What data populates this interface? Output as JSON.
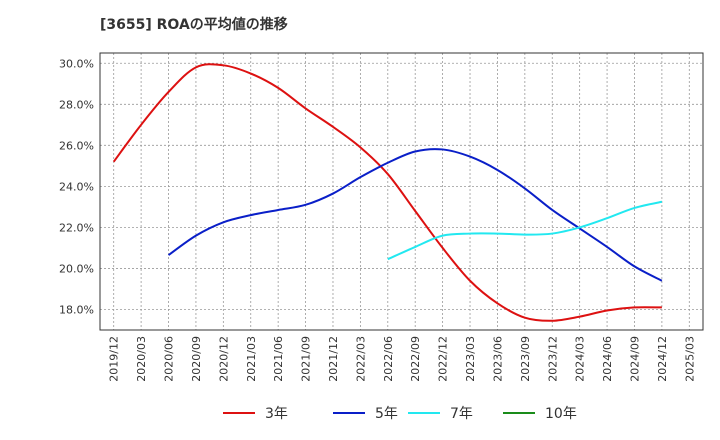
{
  "chart_data": {
    "type": "line",
    "title": "[3655]  ROAの平均値の推移",
    "xlabel": "",
    "ylabel": "",
    "x": [
      "2019/12",
      "2020/03",
      "2020/06",
      "2020/09",
      "2020/12",
      "2021/03",
      "2021/06",
      "2021/09",
      "2021/12",
      "2022/03",
      "2022/06",
      "2022/09",
      "2022/12",
      "2023/03",
      "2023/06",
      "2023/09",
      "2023/12",
      "2024/03",
      "2024/06",
      "2024/09",
      "2024/12",
      "2025/03"
    ],
    "ylim": [
      17.0,
      30.5
    ],
    "yticks": [
      18.0,
      20.0,
      22.0,
      24.0,
      26.0,
      28.0,
      30.0
    ],
    "ytick_labels": [
      "18.0%",
      "20.0%",
      "22.0%",
      "24.0%",
      "26.0%",
      "28.0%",
      "30.0%"
    ],
    "grid": true,
    "legend_position": "bottom",
    "series": [
      {
        "name": "3年",
        "color": "#dd1111",
        "values": [
          25.2,
          27.0,
          28.6,
          29.8,
          29.9,
          29.5,
          28.8,
          27.8,
          26.9,
          25.9,
          24.6,
          22.8,
          21.0,
          19.4,
          18.3,
          17.6,
          17.45,
          17.65,
          17.95,
          18.1,
          18.1,
          null
        ]
      },
      {
        "name": "5年",
        "color": "#0a1fc8",
        "values": [
          null,
          null,
          20.65,
          21.6,
          22.25,
          22.6,
          22.85,
          23.1,
          23.65,
          24.45,
          25.15,
          25.7,
          25.8,
          25.45,
          24.8,
          23.9,
          22.85,
          21.95,
          21.05,
          20.1,
          19.4,
          null
        ]
      },
      {
        "name": "7年",
        "color": "#22e8f0",
        "values": [
          null,
          null,
          null,
          null,
          null,
          null,
          null,
          null,
          null,
          null,
          20.45,
          21.05,
          21.6,
          21.7,
          21.7,
          21.65,
          21.7,
          22.0,
          22.45,
          22.95,
          23.25,
          null
        ]
      },
      {
        "name": "10年",
        "color": "#1a8c1a",
        "values": [
          null,
          null,
          null,
          null,
          null,
          null,
          null,
          null,
          null,
          null,
          null,
          null,
          null,
          null,
          null,
          null,
          null,
          null,
          null,
          null,
          null,
          null
        ]
      }
    ]
  }
}
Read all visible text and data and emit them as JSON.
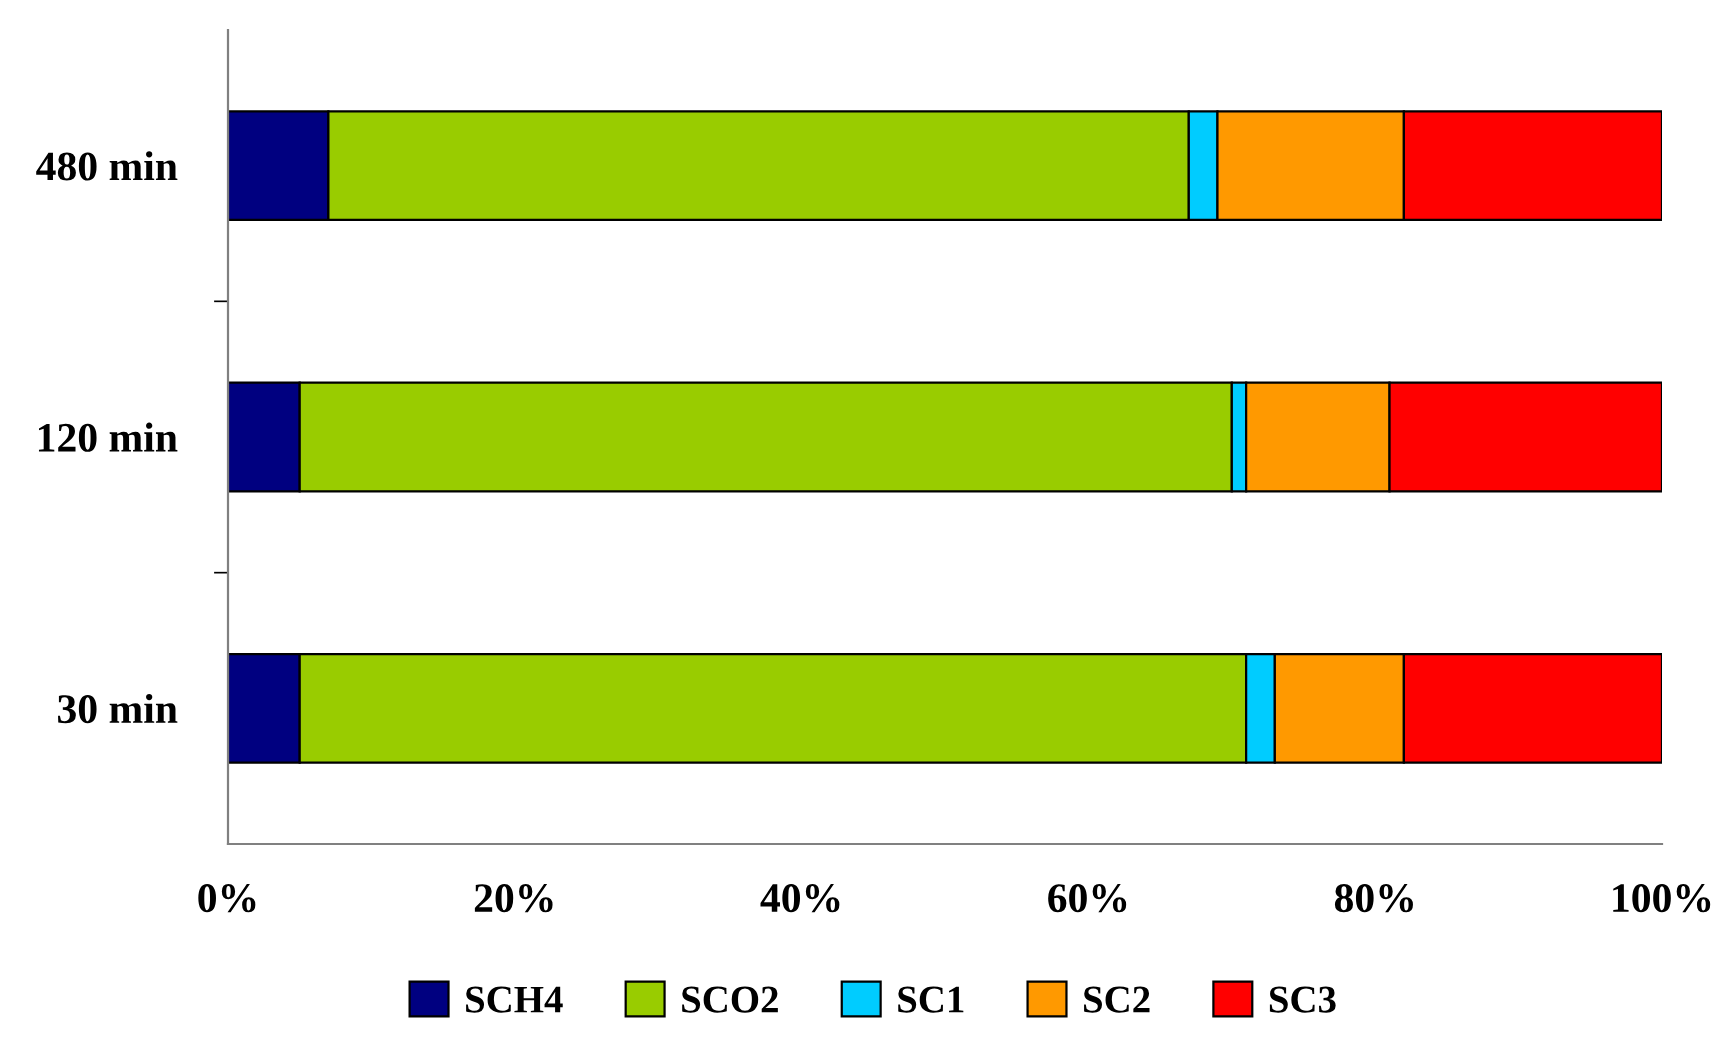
{
  "chart_data": {
    "type": "bar",
    "orientation": "horizontal",
    "stacked": true,
    "categories": [
      "480 min",
      "120 min",
      "30 min"
    ],
    "series": [
      {
        "name": "SCH4",
        "color": "#000080",
        "values": [
          7,
          5,
          5
        ]
      },
      {
        "name": "SCO2",
        "color": "#99cc00",
        "values": [
          60,
          65,
          66
        ]
      },
      {
        "name": "SC1",
        "color": "#00ccff",
        "values": [
          2,
          1,
          2
        ]
      },
      {
        "name": "SC2",
        "color": "#ff9900",
        "values": [
          13,
          10,
          9
        ]
      },
      {
        "name": "SC3",
        "color": "#ff0000",
        "values": [
          18,
          19,
          18
        ]
      }
    ],
    "xlim": [
      0,
      100
    ],
    "xticks": [
      {
        "value": 0,
        "label": "0%"
      },
      {
        "value": 20,
        "label": "20%"
      },
      {
        "value": 40,
        "label": "40%"
      },
      {
        "value": 60,
        "label": "60%"
      },
      {
        "value": 80,
        "label": "80%"
      },
      {
        "value": 100,
        "label": "100%"
      }
    ],
    "grid": false,
    "legend": "bottom"
  }
}
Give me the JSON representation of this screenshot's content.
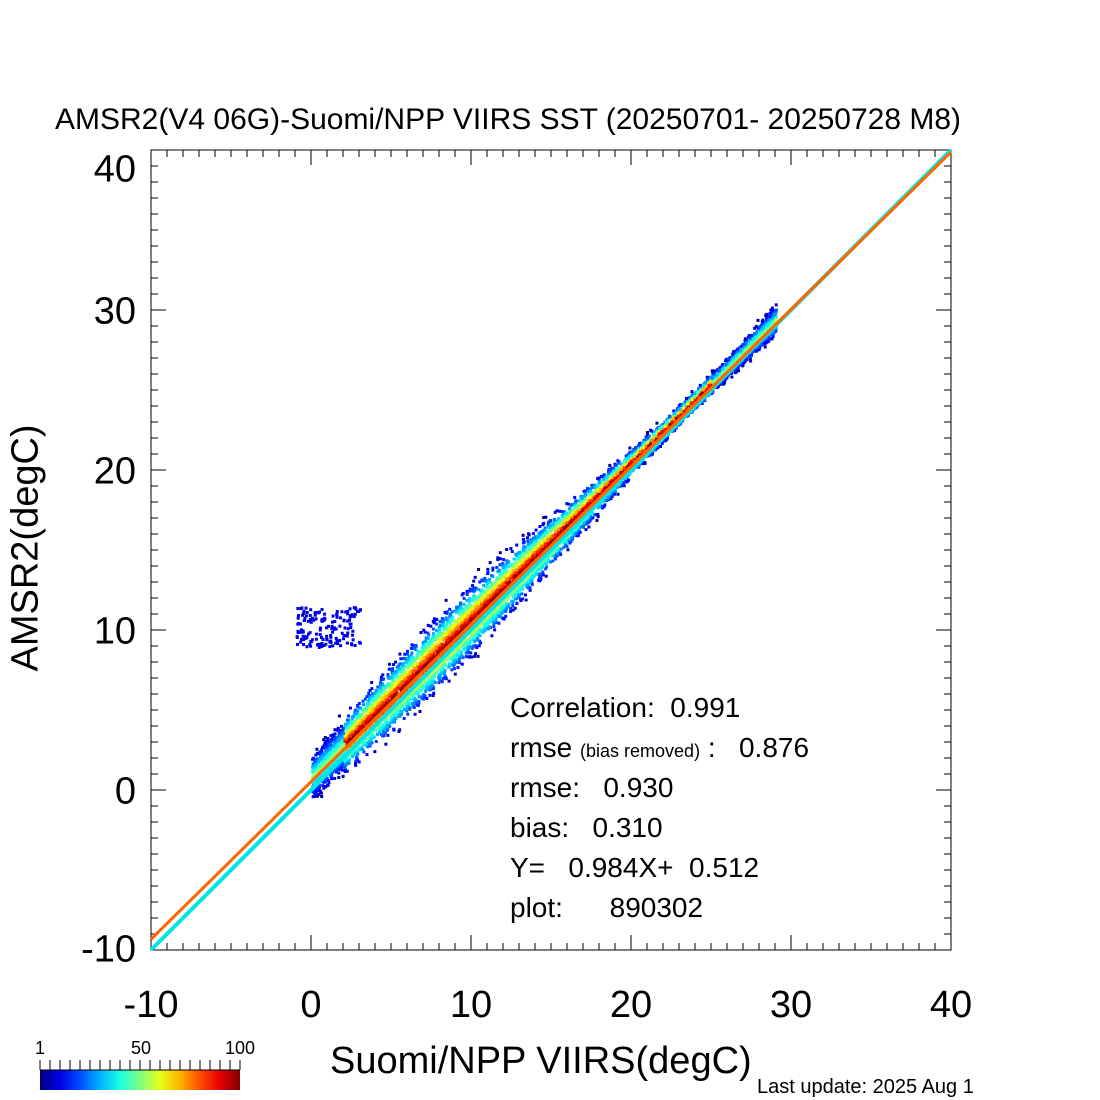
{
  "chart_data": {
    "type": "scatter",
    "title": "AMSR2(V4 06G)-Suomi/NPP VIIRS SST (20250701- 20250728 M8)",
    "xlabel": "Suomi/NPP VIIRS(degC)",
    "ylabel": "AMSR2(degC)",
    "xlim": [
      -10,
      40
    ],
    "ylim": [
      -10,
      40
    ],
    "x_ticks": [
      "-10",
      "0",
      "10",
      "20",
      "30",
      "40"
    ],
    "y_ticks": [
      "-10",
      "0",
      "10",
      "20",
      "30",
      "40"
    ],
    "density_range": [
      1,
      100
    ],
    "colorbar_ticks": [
      "1",
      "50",
      "100"
    ],
    "lines": [
      {
        "type": "one-to-one",
        "slope": 1.0,
        "intercept": 0.0,
        "color": "#00e5e5"
      },
      {
        "type": "regression",
        "slope": 0.984,
        "intercept": 0.512,
        "color": "#ff6600"
      }
    ],
    "stats": {
      "correlation_label": "Correlation:",
      "correlation": "0.991",
      "rmse_br_label": "rmse",
      "rmse_br_note": "(bias removed)",
      "rmse_br_sep": ":",
      "rmse_br": "0.876",
      "rmse_label": "rmse:",
      "rmse": "0.930",
      "bias_label": "bias:",
      "bias": "0.310",
      "fit_label": "Y=",
      "fit": "0.984X+  0.512",
      "plot_label": "plot:",
      "plot": "890302"
    }
  },
  "footer": {
    "last_update": "Last update: 2025 Aug  1"
  }
}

^^^^

**Problem**
Your copy should hold every record word for word and none of the pictures.

**Exercise output**
What data populates this interface? Output as JSON.
{
  "chart_data": {
    "type": "line",
    "title": "[3655]  ROAの平均値の推移",
    "xlabel": "",
    "ylabel": "",
    "x": [
      "2019/12",
      "2020/03",
      "2020/06",
      "2020/09",
      "2020/12",
      "2021/03",
      "2021/06",
      "2021/09",
      "2021/12",
      "2022/03",
      "2022/06",
      "2022/09",
      "2022/12",
      "2023/03",
      "2023/06",
      "2023/09",
      "2023/12",
      "2024/03",
      "2024/06",
      "2024/09",
      "2024/12",
      "2025/03"
    ],
    "ylim": [
      17.0,
      30.5
    ],
    "yticks": [
      18.0,
      20.0,
      22.0,
      24.0,
      26.0,
      28.0,
      30.0
    ],
    "ytick_labels": [
      "18.0%",
      "20.0%",
      "22.0%",
      "24.0%",
      "26.0%",
      "28.0%",
      "30.0%"
    ],
    "grid": true,
    "legend_position": "bottom",
    "series": [
      {
        "name": "3年",
        "color": "#dd1111",
        "values": [
          25.2,
          27.0,
          28.6,
          29.8,
          29.9,
          29.5,
          28.8,
          27.8,
          26.9,
          25.9,
          24.6,
          22.8,
          21.0,
          19.4,
          18.3,
          17.6,
          17.45,
          17.65,
          17.95,
          18.1,
          18.1,
          null
        ]
      },
      {
        "name": "5年",
        "color": "#0a1fc8",
        "values": [
          null,
          null,
          20.65,
          21.6,
          22.25,
          22.6,
          22.85,
          23.1,
          23.65,
          24.45,
          25.15,
          25.7,
          25.8,
          25.45,
          24.8,
          23.9,
          22.85,
          21.95,
          21.05,
          20.1,
          19.4,
          null
        ]
      },
      {
        "name": "7年",
        "color": "#22e8f0",
        "values": [
          null,
          null,
          null,
          null,
          null,
          null,
          null,
          null,
          null,
          null,
          20.45,
          21.05,
          21.6,
          21.7,
          21.7,
          21.65,
          21.7,
          22.0,
          22.45,
          22.95,
          23.25,
          null
        ]
      },
      {
        "name": "10年",
        "color": "#1a8c1a",
        "values": [
          null,
          null,
          null,
          null,
          null,
          null,
          null,
          null,
          null,
          null,
          null,
          null,
          null,
          null,
          null,
          null,
          null,
          null,
          null,
          null,
          null,
          null
        ]
      }
    ]
  }
}
Read all visible text and data and emit them as JSON.
{
  "chart_data": {
    "type": "bar",
    "orientation": "horizontal",
    "stacked": true,
    "categories": [
      "480 min",
      "120 min",
      "30 min"
    ],
    "series": [
      {
        "name": "SCH4",
        "color": "#000080",
        "values": [
          7,
          5,
          5
        ]
      },
      {
        "name": "SCO2",
        "color": "#99cc00",
        "values": [
          60,
          65,
          66
        ]
      },
      {
        "name": "SC1",
        "color": "#00ccff",
        "values": [
          2,
          1,
          2
        ]
      },
      {
        "name": "SC2",
        "color": "#ff9900",
        "values": [
          13,
          10,
          9
        ]
      },
      {
        "name": "SC3",
        "color": "#ff0000",
        "values": [
          18,
          19,
          18
        ]
      }
    ],
    "xlim": [
      0,
      100
    ],
    "xticks": [
      {
        "value": 0,
        "label": "0%"
      },
      {
        "value": 20,
        "label": "20%"
      },
      {
        "value": 40,
        "label": "40%"
      },
      {
        "value": 60,
        "label": "60%"
      },
      {
        "value": 80,
        "label": "80%"
      },
      {
        "value": 100,
        "label": "100%"
      }
    ],
    "grid": false,
    "legend": "bottom"
  }
}
Give me the JSON representation of this screenshot's content.
{
  "chart_data": {
    "type": "scatter",
    "title": "AMSR2(V4 06G)-Suomi/NPP VIIRS SST (20250701- 20250728 M8)",
    "xlabel": "Suomi/NPP VIIRS(degC)",
    "ylabel": "AMSR2(degC)",
    "xlim": [
      -10,
      40
    ],
    "ylim": [
      -10,
      40
    ],
    "x_ticks": [
      "-10",
      "0",
      "10",
      "20",
      "30",
      "40"
    ],
    "y_ticks": [
      "-10",
      "0",
      "10",
      "20",
      "30",
      "40"
    ],
    "density_range": [
      1,
      100
    ],
    "colorbar_ticks": [
      "1",
      "50",
      "100"
    ],
    "lines": [
      {
        "type": "one-to-one",
        "slope": 1.0,
        "intercept": 0.0,
        "color": "#00e5e5"
      },
      {
        "type": "regression",
        "slope": 0.984,
        "intercept": 0.512,
        "color": "#ff6600"
      }
    ],
    "stats": {
      "correlation_label": "Correlation:",
      "correlation": "0.991",
      "rmse_br_label": "rmse",
      "rmse_br_note": "(bias removed)",
      "rmse_br_sep": ":",
      "rmse_br": "0.876",
      "rmse_label": "rmse:",
      "rmse": "0.930",
      "bias_label": "bias:",
      "bias": "0.310",
      "fit_label": "Y=",
      "fit": "0.984X+  0.512",
      "plot_label": "plot:",
      "plot": "890302"
    }
  },
  "footer": {
    "last_update": "Last update: 2025 Aug  1"
  }
}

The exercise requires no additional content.